#### Work to complete:
Report the count of lines where the string "解决办法" appears, and nothing else.

#### Saved data entries:
● ● ● ● ●

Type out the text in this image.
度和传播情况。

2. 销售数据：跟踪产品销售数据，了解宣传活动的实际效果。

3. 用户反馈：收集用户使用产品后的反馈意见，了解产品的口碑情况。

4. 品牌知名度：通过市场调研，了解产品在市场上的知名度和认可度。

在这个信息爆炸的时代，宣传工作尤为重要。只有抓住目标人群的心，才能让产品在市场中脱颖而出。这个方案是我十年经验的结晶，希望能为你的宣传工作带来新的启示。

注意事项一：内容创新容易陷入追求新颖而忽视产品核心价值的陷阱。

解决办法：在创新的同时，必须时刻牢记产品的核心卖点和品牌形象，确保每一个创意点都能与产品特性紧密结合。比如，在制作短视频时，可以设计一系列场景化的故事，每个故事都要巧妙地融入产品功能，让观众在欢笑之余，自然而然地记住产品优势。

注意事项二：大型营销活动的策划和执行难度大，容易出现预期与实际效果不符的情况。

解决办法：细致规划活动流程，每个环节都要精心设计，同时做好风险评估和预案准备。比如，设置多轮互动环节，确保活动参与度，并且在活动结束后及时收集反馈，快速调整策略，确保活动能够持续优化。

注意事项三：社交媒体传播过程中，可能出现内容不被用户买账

● ● ● ● ●

#### Correct response:
2